What to produce →
Please write out the records from the very start through the line containing "Text: 1125AC: 1125AC bbox=[325, 270, 355, 279]", with both ends included. Substitute "Round marker" for every "Circle shape" and leave everything else as it is.

Supplied records →

********************

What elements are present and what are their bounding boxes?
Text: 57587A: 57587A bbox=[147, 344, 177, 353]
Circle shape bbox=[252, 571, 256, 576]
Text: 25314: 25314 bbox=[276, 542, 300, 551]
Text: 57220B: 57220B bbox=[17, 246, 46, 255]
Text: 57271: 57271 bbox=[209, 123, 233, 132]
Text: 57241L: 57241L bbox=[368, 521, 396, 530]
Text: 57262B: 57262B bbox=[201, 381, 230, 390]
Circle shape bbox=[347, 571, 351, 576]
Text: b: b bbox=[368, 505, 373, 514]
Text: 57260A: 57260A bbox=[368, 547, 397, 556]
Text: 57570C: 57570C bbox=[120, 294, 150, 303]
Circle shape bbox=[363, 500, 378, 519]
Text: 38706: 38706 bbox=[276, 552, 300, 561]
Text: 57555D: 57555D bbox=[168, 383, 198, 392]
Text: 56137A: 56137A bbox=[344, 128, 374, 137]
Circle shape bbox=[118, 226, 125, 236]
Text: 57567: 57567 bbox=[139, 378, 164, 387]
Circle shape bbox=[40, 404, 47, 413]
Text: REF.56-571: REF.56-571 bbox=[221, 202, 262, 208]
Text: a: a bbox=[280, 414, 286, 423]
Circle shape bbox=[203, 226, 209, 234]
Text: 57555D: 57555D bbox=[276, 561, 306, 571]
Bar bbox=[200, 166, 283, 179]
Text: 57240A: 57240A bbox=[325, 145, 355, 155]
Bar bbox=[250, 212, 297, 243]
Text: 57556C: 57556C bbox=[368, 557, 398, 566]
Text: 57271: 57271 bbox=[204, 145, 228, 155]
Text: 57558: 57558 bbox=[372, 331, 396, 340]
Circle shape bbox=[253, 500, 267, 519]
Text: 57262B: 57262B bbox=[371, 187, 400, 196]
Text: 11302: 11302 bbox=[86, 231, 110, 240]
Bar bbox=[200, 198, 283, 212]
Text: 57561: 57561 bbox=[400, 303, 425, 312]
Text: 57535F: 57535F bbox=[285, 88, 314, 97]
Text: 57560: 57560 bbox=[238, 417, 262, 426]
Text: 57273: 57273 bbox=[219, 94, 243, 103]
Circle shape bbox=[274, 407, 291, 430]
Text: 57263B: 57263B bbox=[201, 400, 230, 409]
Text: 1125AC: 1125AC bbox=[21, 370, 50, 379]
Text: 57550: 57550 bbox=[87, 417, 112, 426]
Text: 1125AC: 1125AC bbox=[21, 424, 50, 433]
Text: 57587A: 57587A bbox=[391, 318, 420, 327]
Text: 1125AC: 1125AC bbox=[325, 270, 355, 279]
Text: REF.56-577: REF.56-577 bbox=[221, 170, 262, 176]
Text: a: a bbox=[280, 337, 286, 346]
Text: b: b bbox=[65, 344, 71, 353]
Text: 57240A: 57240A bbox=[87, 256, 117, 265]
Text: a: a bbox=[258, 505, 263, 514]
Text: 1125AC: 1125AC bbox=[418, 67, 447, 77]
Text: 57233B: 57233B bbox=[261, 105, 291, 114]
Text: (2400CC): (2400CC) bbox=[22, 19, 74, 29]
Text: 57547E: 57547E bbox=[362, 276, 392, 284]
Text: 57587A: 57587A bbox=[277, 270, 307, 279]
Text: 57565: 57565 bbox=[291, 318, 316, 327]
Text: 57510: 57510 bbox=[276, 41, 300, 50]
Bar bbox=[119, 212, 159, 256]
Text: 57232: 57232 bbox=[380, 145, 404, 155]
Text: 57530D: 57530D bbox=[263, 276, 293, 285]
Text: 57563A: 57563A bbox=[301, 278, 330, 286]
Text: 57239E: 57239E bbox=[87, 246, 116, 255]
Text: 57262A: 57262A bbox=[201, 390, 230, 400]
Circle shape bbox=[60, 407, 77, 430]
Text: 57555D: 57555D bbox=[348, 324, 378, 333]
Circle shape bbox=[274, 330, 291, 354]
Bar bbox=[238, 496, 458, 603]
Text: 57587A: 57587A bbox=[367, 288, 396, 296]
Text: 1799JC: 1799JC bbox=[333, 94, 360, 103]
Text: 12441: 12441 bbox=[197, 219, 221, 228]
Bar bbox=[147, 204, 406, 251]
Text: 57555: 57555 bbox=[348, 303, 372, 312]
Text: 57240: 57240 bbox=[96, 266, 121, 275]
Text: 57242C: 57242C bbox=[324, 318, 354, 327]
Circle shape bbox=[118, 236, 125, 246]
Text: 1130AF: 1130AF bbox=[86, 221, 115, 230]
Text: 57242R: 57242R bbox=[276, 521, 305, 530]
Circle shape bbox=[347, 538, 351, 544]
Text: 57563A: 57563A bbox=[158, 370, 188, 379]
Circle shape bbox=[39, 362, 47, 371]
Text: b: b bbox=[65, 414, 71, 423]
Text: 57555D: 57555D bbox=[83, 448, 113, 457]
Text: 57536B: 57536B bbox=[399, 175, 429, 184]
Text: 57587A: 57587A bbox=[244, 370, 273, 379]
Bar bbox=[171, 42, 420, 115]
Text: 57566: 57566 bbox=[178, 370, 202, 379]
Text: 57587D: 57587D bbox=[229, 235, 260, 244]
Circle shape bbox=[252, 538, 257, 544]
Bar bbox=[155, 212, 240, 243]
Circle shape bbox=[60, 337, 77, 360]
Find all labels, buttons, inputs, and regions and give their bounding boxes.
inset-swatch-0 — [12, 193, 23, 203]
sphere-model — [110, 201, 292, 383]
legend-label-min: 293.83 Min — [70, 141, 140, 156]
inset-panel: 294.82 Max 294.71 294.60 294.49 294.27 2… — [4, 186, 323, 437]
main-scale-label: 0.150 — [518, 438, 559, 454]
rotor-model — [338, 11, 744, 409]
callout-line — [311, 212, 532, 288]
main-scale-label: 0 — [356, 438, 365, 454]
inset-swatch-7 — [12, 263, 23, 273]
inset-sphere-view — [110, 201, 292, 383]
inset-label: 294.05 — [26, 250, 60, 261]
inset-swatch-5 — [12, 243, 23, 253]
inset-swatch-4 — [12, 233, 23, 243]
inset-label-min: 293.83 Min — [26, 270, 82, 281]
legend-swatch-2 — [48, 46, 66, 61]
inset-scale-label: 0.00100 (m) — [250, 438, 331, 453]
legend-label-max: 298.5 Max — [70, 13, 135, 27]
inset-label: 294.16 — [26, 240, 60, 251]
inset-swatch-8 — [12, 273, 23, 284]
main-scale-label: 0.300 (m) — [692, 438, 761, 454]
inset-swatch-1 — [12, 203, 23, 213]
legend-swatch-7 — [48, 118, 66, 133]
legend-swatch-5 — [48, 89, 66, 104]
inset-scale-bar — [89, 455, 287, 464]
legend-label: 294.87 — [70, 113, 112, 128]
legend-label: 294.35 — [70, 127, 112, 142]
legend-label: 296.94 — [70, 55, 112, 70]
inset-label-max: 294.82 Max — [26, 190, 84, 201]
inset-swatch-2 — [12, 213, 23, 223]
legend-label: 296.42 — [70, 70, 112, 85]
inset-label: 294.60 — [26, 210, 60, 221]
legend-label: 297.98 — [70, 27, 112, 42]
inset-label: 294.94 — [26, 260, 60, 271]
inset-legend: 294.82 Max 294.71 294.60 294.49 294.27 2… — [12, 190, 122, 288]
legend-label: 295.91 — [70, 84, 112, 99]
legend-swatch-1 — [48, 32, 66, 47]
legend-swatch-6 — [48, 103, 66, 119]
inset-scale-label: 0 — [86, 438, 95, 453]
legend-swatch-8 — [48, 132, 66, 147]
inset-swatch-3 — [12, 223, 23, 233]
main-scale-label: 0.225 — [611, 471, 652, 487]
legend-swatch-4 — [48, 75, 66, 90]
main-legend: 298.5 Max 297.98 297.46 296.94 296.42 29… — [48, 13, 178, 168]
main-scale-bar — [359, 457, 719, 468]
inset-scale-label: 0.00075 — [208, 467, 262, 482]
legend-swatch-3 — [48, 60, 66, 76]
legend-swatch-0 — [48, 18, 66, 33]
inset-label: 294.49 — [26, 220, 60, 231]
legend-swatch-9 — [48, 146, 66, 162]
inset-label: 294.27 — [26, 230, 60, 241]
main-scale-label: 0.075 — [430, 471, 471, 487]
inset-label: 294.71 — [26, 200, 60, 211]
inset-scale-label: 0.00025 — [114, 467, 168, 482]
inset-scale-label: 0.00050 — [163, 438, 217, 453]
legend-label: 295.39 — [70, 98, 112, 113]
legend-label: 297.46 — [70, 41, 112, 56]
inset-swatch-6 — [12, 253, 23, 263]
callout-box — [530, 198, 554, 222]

********************

Full solution →
What elements are present and what are their bounding boxes?
Text: 57587A: 57587A bbox=[147, 344, 177, 353]
Round marker bbox=[252, 571, 256, 576]
Text: 25314: 25314 bbox=[276, 542, 300, 551]
Text: 57220B: 57220B bbox=[17, 246, 46, 255]
Text: 57271: 57271 bbox=[209, 123, 233, 132]
Text: 57241L: 57241L bbox=[368, 521, 396, 530]
Text: 57262B: 57262B bbox=[201, 381, 230, 390]
Round marker bbox=[347, 571, 351, 576]
Text: b: b bbox=[368, 505, 373, 514]
Text: 57260A: 57260A bbox=[368, 547, 397, 556]
Text: 57570C: 57570C bbox=[120, 294, 150, 303]
Round marker bbox=[363, 500, 378, 519]
Text: 38706: 38706 bbox=[276, 552, 300, 561]
Text: 57555D: 57555D bbox=[168, 383, 198, 392]
Text: 56137A: 56137A bbox=[344, 128, 374, 137]
Round marker bbox=[118, 226, 125, 236]
Text: 57567: 57567 bbox=[139, 378, 164, 387]
Round marker bbox=[40, 404, 47, 413]
Text: REF.56-571: REF.56-571 bbox=[221, 202, 262, 208]
Text: a: a bbox=[280, 414, 286, 423]
Round marker bbox=[203, 226, 209, 234]
Text: 57555D: 57555D bbox=[276, 561, 306, 571]
Bar bbox=[200, 166, 283, 179]
Text: 57240A: 57240A bbox=[325, 145, 355, 155]
Bar bbox=[250, 212, 297, 243]
Text: 57556C: 57556C bbox=[368, 557, 398, 566]
Text: 57271: 57271 bbox=[204, 145, 228, 155]
Text: 57558: 57558 bbox=[372, 331, 396, 340]
Round marker bbox=[253, 500, 267, 519]
Text: 57262B: 57262B bbox=[371, 187, 400, 196]
Text: 11302: 11302 bbox=[86, 231, 110, 240]
Bar bbox=[200, 198, 283, 212]
Text: 57561: 57561 bbox=[400, 303, 425, 312]
Text: 57535F: 57535F bbox=[285, 88, 314, 97]
Text: 57560: 57560 bbox=[238, 417, 262, 426]
Text: 57273: 57273 bbox=[219, 94, 243, 103]
Round marker bbox=[274, 407, 291, 430]
Text: 57263B: 57263B bbox=[201, 400, 230, 409]
Text: 1125AC: 1125AC bbox=[21, 370, 50, 379]
Text: 57550: 57550 bbox=[87, 417, 112, 426]
Text: 1125AC: 1125AC bbox=[21, 424, 50, 433]
Text: 57587A: 57587A bbox=[391, 318, 420, 327]
Text: 1125AC: 1125AC bbox=[325, 270, 355, 279]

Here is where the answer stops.